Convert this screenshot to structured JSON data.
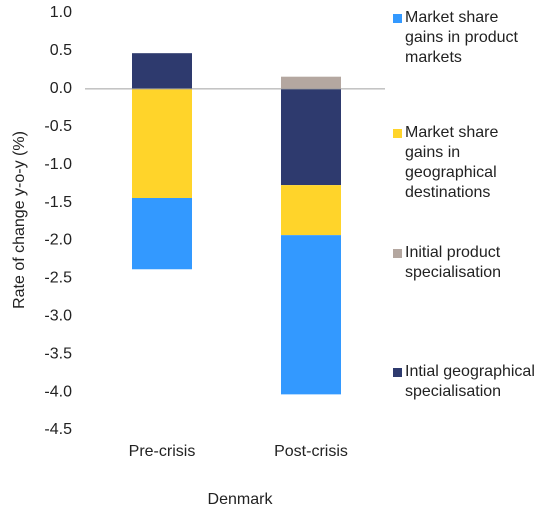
{
  "chart_data": {
    "type": "stacked_bar",
    "y_label": "Rate of change y-o-y (%)",
    "x_label": "Denmark",
    "categories": [
      "Pre-crisis",
      "Post-crisis"
    ],
    "series": [
      {
        "name": "Market share gains in product markets",
        "color": "#3399ff",
        "values": [
          -0.94,
          -2.1
        ]
      },
      {
        "name": "Market share gains in geographical destinations",
        "color": "#ffd42a",
        "values": [
          -1.44,
          -0.66
        ]
      },
      {
        "name": "Initial product specialisation",
        "color": "#b4a7a0",
        "values": [
          0,
          0.16
        ]
      },
      {
        "name": "Intial geographical specialisation",
        "color": "#2e3a6e",
        "values": [
          0.47,
          -1.27
        ]
      }
    ],
    "ylim": [
      -4.5,
      1.0
    ],
    "yticks": [
      {
        "value": 1.0,
        "label": "1.0"
      },
      0.5,
      {
        "value": 0,
        "label": "0.0"
      },
      -0.5,
      {
        "value": -1.0,
        "label": "-1.0"
      },
      -1.5,
      {
        "value": -2.0,
        "label": "-2.0"
      },
      -2.5,
      {
        "value": -3.0,
        "label": "-3.0"
      },
      -3.5,
      {
        "value": -4.0,
        "label": "-4.0"
      },
      -4.5
    ]
  }
}
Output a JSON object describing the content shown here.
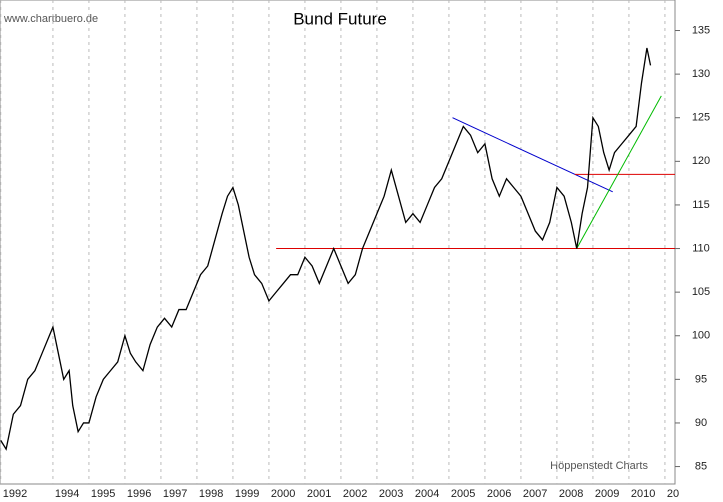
{
  "chart_data": {
    "type": "line",
    "title": "Bund Future",
    "source": "www.chartbuero.de",
    "credit": "Höppenstedt Charts",
    "x": [
      1992.55,
      1992.7,
      1992.9,
      1993.1,
      1993.3,
      1993.5,
      1993.7,
      1993.9,
      1994.0,
      1994.15,
      1994.3,
      1994.45,
      1994.55,
      1994.7,
      1994.85,
      1995.0,
      1995.2,
      1995.4,
      1995.6,
      1995.8,
      1996.0,
      1996.15,
      1996.3,
      1996.5,
      1996.7,
      1996.9,
      1997.1,
      1997.3,
      1997.5,
      1997.7,
      1997.9,
      1998.1,
      1998.3,
      1998.5,
      1998.7,
      1998.85,
      1999.0,
      1999.15,
      1999.3,
      1999.45,
      1999.6,
      1999.8,
      2000.0,
      2000.2,
      2000.4,
      2000.6,
      2000.8,
      2001.0,
      2001.2,
      2001.4,
      2001.6,
      2001.8,
      2002.0,
      2002.2,
      2002.4,
      2002.6,
      2002.8,
      2003.0,
      2003.2,
      2003.4,
      2003.6,
      2003.8,
      2004.0,
      2004.2,
      2004.4,
      2004.6,
      2004.8,
      2005.0,
      2005.2,
      2005.4,
      2005.6,
      2005.8,
      2006.0,
      2006.2,
      2006.4,
      2006.6,
      2006.8,
      2007.0,
      2007.2,
      2007.4,
      2007.6,
      2007.8,
      2008.0,
      2008.2,
      2008.4,
      2008.55,
      2008.7,
      2008.85,
      2009.0,
      2009.15,
      2009.3,
      2009.45,
      2009.6,
      2009.8,
      2010.0,
      2010.2,
      2010.35,
      2010.5,
      2010.6
    ],
    "series": [
      {
        "color": "#000000",
        "values": [
          88,
          87,
          91,
          92,
          95,
          96,
          98,
          100,
          101,
          98,
          95,
          96,
          92,
          89,
          90,
          90,
          93,
          95,
          96,
          97,
          100,
          98,
          97,
          96,
          99,
          101,
          102,
          101,
          103,
          103,
          105,
          107,
          108,
          111,
          114,
          116,
          117,
          115,
          112,
          109,
          107,
          106,
          104,
          105,
          106,
          107,
          107,
          109,
          108,
          106,
          108,
          110,
          108,
          106,
          107,
          110,
          112,
          114,
          116,
          119,
          116,
          113,
          114,
          113,
          115,
          117,
          118,
          120,
          122,
          124,
          123,
          121,
          122,
          118,
          116,
          118,
          117,
          116,
          114,
          112,
          111,
          113,
          117,
          116,
          113,
          110,
          114,
          117,
          125,
          124,
          121,
          119,
          121,
          122,
          123,
          124,
          129,
          133,
          131
        ]
      }
    ],
    "trendlines": [
      {
        "color": "#0000cc",
        "x": [
          2005.1,
          2009.55
        ],
        "values": [
          125,
          116.5
        ]
      },
      {
        "color": "#dd0000",
        "x": [
          2008.5,
          2011.28
        ],
        "values": [
          118.5,
          118.5
        ]
      },
      {
        "color": "#dd0000",
        "x": [
          2000.2,
          2011.28
        ],
        "values": [
          110,
          110
        ]
      },
      {
        "color": "#00bb00",
        "x": [
          2008.55,
          2010.9
        ],
        "values": [
          110,
          127.5
        ]
      }
    ],
    "xlim": [
      1992.53,
      2011.28
    ],
    "ylim": [
      83,
      138.5
    ],
    "xticks": [
      {
        "value": 1992.55,
        "label": "1992"
      },
      1994,
      1995,
      1996,
      1997,
      1998,
      1999,
      2000,
      2001,
      2002,
      2003,
      2004,
      2005,
      2006,
      2007,
      2008,
      2009,
      2010,
      {
        "value": 2011,
        "label": "20"
      }
    ],
    "yticks": [
      85,
      90,
      95,
      100,
      105,
      110,
      115,
      120,
      125,
      130,
      135
    ],
    "grid": true
  }
}
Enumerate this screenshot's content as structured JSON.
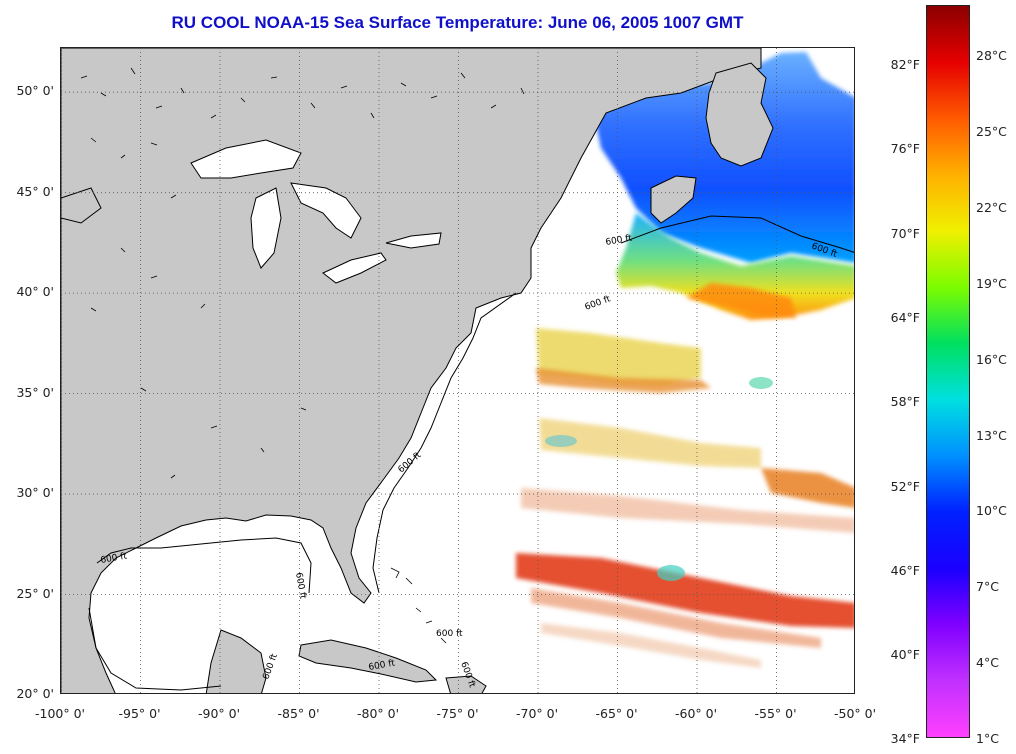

__________________________________________________

The records above need to be given again exactly. Omit the pictures.

Convert this screenshot to structured JSON data.
{
  "chart_data": {
    "type": "stacked_bar",
    "y_label": "Rate of change y-o-y (%)",
    "x_label": "Denmark",
    "categories": [
      "Pre-crisis",
      "Post-crisis"
    ],
    "series": [
      {
        "name": "Market share gains in product markets",
        "color": "#3399ff",
        "values": [
          -0.94,
          -2.1
        ]
      },
      {
        "name": "Market share gains in geographical destinations",
        "color": "#ffd42a",
        "values": [
          -1.44,
          -0.66
        ]
      },
      {
        "name": "Initial product specialisation",
        "color": "#b4a7a0",
        "values": [
          0,
          0.16
        ]
      },
      {
        "name": "Intial geographical specialisation",
        "color": "#2e3a6e",
        "values": [
          0.47,
          -1.27
        ]
      }
    ],
    "ylim": [
      -4.5,
      1.0
    ],
    "yticks": [
      {
        "value": 1.0,
        "label": "1.0"
      },
      0.5,
      {
        "value": 0,
        "label": "0.0"
      },
      -0.5,
      {
        "value": -1.0,
        "label": "-1.0"
      },
      -1.5,
      {
        "value": -2.0,
        "label": "-2.0"
      },
      -2.5,
      {
        "value": -3.0,
        "label": "-3.0"
      },
      -3.5,
      {
        "value": -4.0,
        "label": "-4.0"
      },
      -4.5
    ]
  }
}
Output a JSON object describing the content shown here.
{
  "chart_data": {
    "type": "line",
    "title": "Bund Future",
    "source": "www.chartbuero.de",
    "credit": "Höppenstedt Charts",
    "x": [
      1992.55,
      1992.7,
      1992.9,
      1993.1,
      1993.3,
      1993.5,
      1993.7,
      1993.9,
      1994.0,
      1994.15,
      1994.3,
      1994.45,
      1994.55,
      1994.7,
      1994.85,
      1995.0,
      1995.2,
      1995.4,
      1995.6,
      1995.8,
      1996.0,
      1996.15,
      1996.3,
      1996.5,
      1996.7,
      1996.9,
      1997.1,
      1997.3,
      1997.5,
      1997.7,
      1997.9,
      1998.1,
      1998.3,
      1998.5,
      1998.7,
      1998.85,
      1999.0,
      1999.15,
      1999.3,
      1999.45,
      1999.6,
      1999.8,
      2000.0,
      2000.2,
      2000.4,
      2000.6,
      2000.8,
      2001.0,
      2001.2,
      2001.4,
      2001.6,
      2001.8,
      2002.0,
      2002.2,
      2002.4,
      2002.6,
      2002.8,
      2003.0,
      2003.2,
      2003.4,
      2003.6,
      2003.8,
      2004.0,
      2004.2,
      2004.4,
      2004.6,
      2004.8,
      2005.0,
      2005.2,
      2005.4,
      2005.6,
      2005.8,
      2006.0,
      2006.2,
      2006.4,
      2006.6,
      2006.8,
      2007.0,
      2007.2,
      2007.4,
      2007.6,
      2007.8,
      2008.0,
      2008.2,
      2008.4,
      2008.55,
      2008.7,
      2008.85,
      2009.0,
      2009.15,
      2009.3,
      2009.45,
      2009.6,
      2009.8,
      2010.0,
      2010.2,
      2010.35,
      2010.5,
      2010.6
    ],
    "series": [
      {
        "color": "#000000",
        "values": [
          88,
          87,
          91,
          92,
          95,
          96,
          98,
          100,
          101,
          98,
          95,
          96,
          92,
          89,
          90,
          90,
          93,
          95,
          96,
          97,
          100,
          98,
          97,
          96,
          99,
          101,
          102,
          101,
          103,
          103,
          105,
          107,
          108,
          111,
          114,
          116,
          117,
          115,
          112,
          109,
          107,
          106,
          104,
          105,
          106,
          107,
          107,
          109,
          108,
          106,
          108,
          110,
          108,
          106,
          107,
          110,
          112,
          114,
          116,
          119,
          116,
          113,
          114,
          113,
          115,
          117,
          118,
          120,
          122,
          124,
          123,
          121,
          122,
          118,
          116,
          118,
          117,
          116,
          114,
          112,
          111,
          113,
          117,
          116,
          113,
          110,
          114,
          117,
          125,
          124,
          121,
          119,
          121,
          122,
          123,
          124,
          129,
          133,
          131
        ]
      }
    ],
    "trendlines": [
      {
        "color": "#0000cc",
        "x": [
          2005.1,
          2009.55
        ],
        "values": [
          125,
          116.5
        ]
      },
      {
        "color": "#dd0000",
        "x": [
          2008.5,
          2011.28
        ],
        "values": [
          118.5,
          118.5
        ]
      },
      {
        "color": "#dd0000",
        "x": [
          2000.2,
          2011.28
        ],
        "values": [
          110,
          110
        ]
      },
      {
        "color": "#00bb00",
        "x": [
          2008.55,
          2010.9
        ],
        "values": [
          110,
          127.5
        ]
      }
    ],
    "xlim": [
      1992.53,
      2011.28
    ],
    "ylim": [
      83,
      138.5
    ],
    "xticks": [
      {
        "value": 1992.55,
        "label": "1992"
      },
      1994,
      1995,
      1996,
      1997,
      1998,
      1999,
      2000,
      2001,
      2002,
      2003,
      2004,
      2005,
      2006,
      2007,
      2008,
      2009,
      2010,
      {
        "value": 2011,
        "label": "20"
      }
    ],
    "yticks": [
      85,
      90,
      95,
      100,
      105,
      110,
      115,
      120,
      125,
      130,
      135
    ],
    "grid": true
  }
}
Enumerate this screenshot's content as structured JSON.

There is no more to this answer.